[Data items]
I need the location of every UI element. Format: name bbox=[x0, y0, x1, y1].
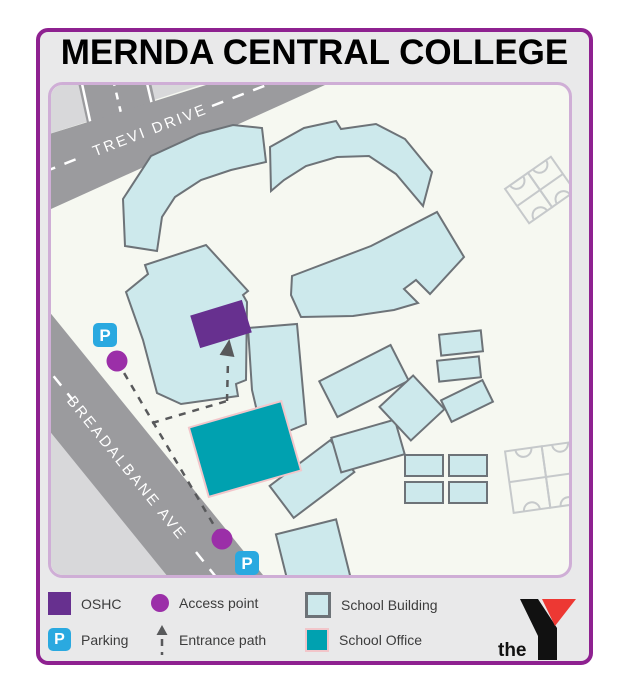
the-y-logo: the bbox=[497, 596, 583, 664]
legend-label-school-building: School Building bbox=[341, 597, 438, 613]
entrance-path-swatch bbox=[155, 624, 169, 656]
school-building bbox=[439, 330, 483, 355]
legend-item-school-office: School Office bbox=[305, 628, 422, 652]
campus-map: TREVI DRIVE BREADALBANE AVE bbox=[48, 82, 572, 578]
legend-item-entrance-path: Entrance path bbox=[155, 624, 266, 656]
legend-item-access-point: Access point bbox=[151, 594, 258, 612]
legend-label-access-point: Access point bbox=[179, 595, 258, 611]
legend-label-entrance-path: Entrance path bbox=[179, 632, 266, 648]
school-building-swatch bbox=[305, 592, 331, 618]
page-title: MERNDA CENTRAL COLLEGE bbox=[36, 33, 593, 73]
access-point-swatch bbox=[151, 594, 169, 612]
school-office-swatch bbox=[305, 628, 329, 652]
parking-icon-north: P bbox=[93, 323, 117, 347]
legend-item-oshc: OSHC bbox=[48, 592, 121, 615]
legend-label-school-office: School Office bbox=[339, 632, 422, 648]
oshc-swatch bbox=[48, 592, 71, 615]
parking-swatch: P bbox=[48, 628, 71, 651]
legend-label-parking: Parking bbox=[81, 632, 128, 648]
access-point-south bbox=[212, 529, 233, 550]
legend-item-school-building: School Building bbox=[305, 592, 438, 618]
legend-label-oshc: OSHC bbox=[81, 596, 121, 612]
access-point-north bbox=[107, 351, 128, 372]
logo-the-text: the bbox=[498, 640, 527, 661]
parking-icon-south: P bbox=[235, 551, 259, 575]
parking-letter: P bbox=[99, 326, 110, 345]
parking-letter: P bbox=[241, 554, 252, 573]
school-building bbox=[437, 356, 481, 381]
legend-item-parking: P Parking bbox=[48, 628, 128, 651]
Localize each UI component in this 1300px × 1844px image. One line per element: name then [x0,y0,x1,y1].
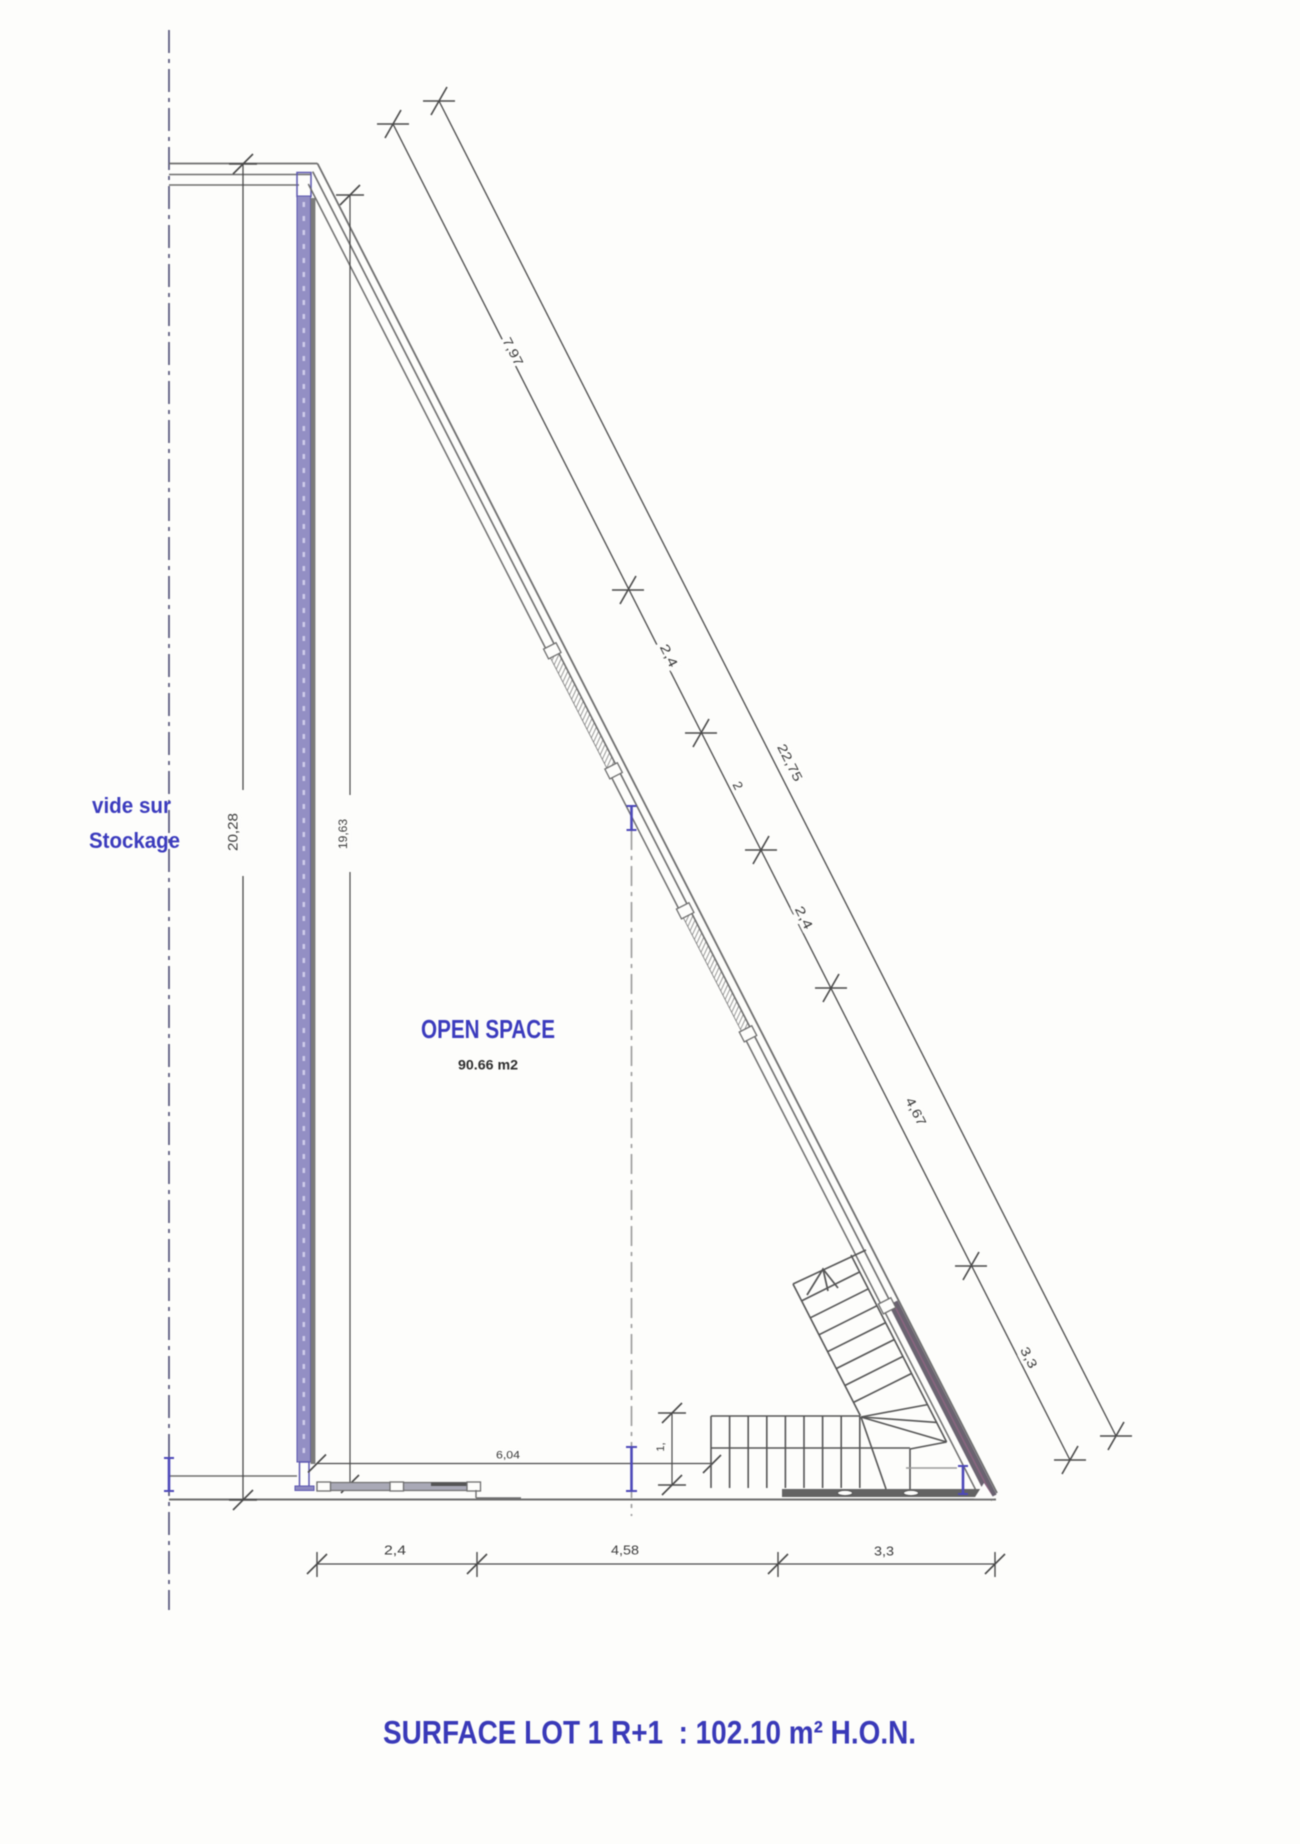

## Work to complete
Reproduce all of the entries above, substituting "TREVI ROAD" for every occurrence of "TREVI DRIVE" and leaving everything else unchanged. Omit the pictures from your answer.

## Written response
I need the location of every UI element. Format: name bbox=[x0, y0, x1, y1].
the-y-logo: the bbox=[497, 596, 583, 664]
legend-label-school-building: School Building bbox=[341, 597, 438, 613]
entrance-path-swatch bbox=[155, 624, 169, 656]
school-building bbox=[439, 330, 483, 355]
legend-item-school-office: School Office bbox=[305, 628, 422, 652]
campus-map: TREVI ROAD BREADALBANE AVE bbox=[48, 82, 572, 578]
legend-item-entrance-path: Entrance path bbox=[155, 624, 266, 656]
legend-item-access-point: Access point bbox=[151, 594, 258, 612]
legend-label-access-point: Access point bbox=[179, 595, 258, 611]
legend-label-entrance-path: Entrance path bbox=[179, 632, 266, 648]
school-building-swatch bbox=[305, 592, 331, 618]
page-title: MERNDA CENTRAL COLLEGE bbox=[36, 33, 593, 73]
access-point-swatch bbox=[151, 594, 169, 612]
school-office-swatch bbox=[305, 628, 329, 652]
parking-icon-north: P bbox=[93, 323, 117, 347]
legend-item-oshc: OSHC bbox=[48, 592, 121, 615]
legend-label-school-office: School Office bbox=[339, 632, 422, 648]
oshc-swatch bbox=[48, 592, 71, 615]
parking-swatch: P bbox=[48, 628, 71, 651]
legend-label-parking: Parking bbox=[81, 632, 128, 648]
access-point-south bbox=[212, 529, 233, 550]
legend-item-school-building: School Building bbox=[305, 592, 438, 618]
legend-label-oshc: OSHC bbox=[81, 596, 121, 612]
access-point-north bbox=[107, 351, 128, 372]
logo-the-text: the bbox=[498, 640, 527, 661]
parking-icon-south: P bbox=[235, 551, 259, 575]
parking-letter: P bbox=[99, 326, 110, 345]
parking-letter: P bbox=[241, 554, 252, 573]
school-building bbox=[437, 356, 481, 381]
legend-item-parking: P Parking bbox=[48, 628, 128, 651]
Localize each UI component in this 1300px × 1844px image. One line per element: name then [x0,y0,x1,y1].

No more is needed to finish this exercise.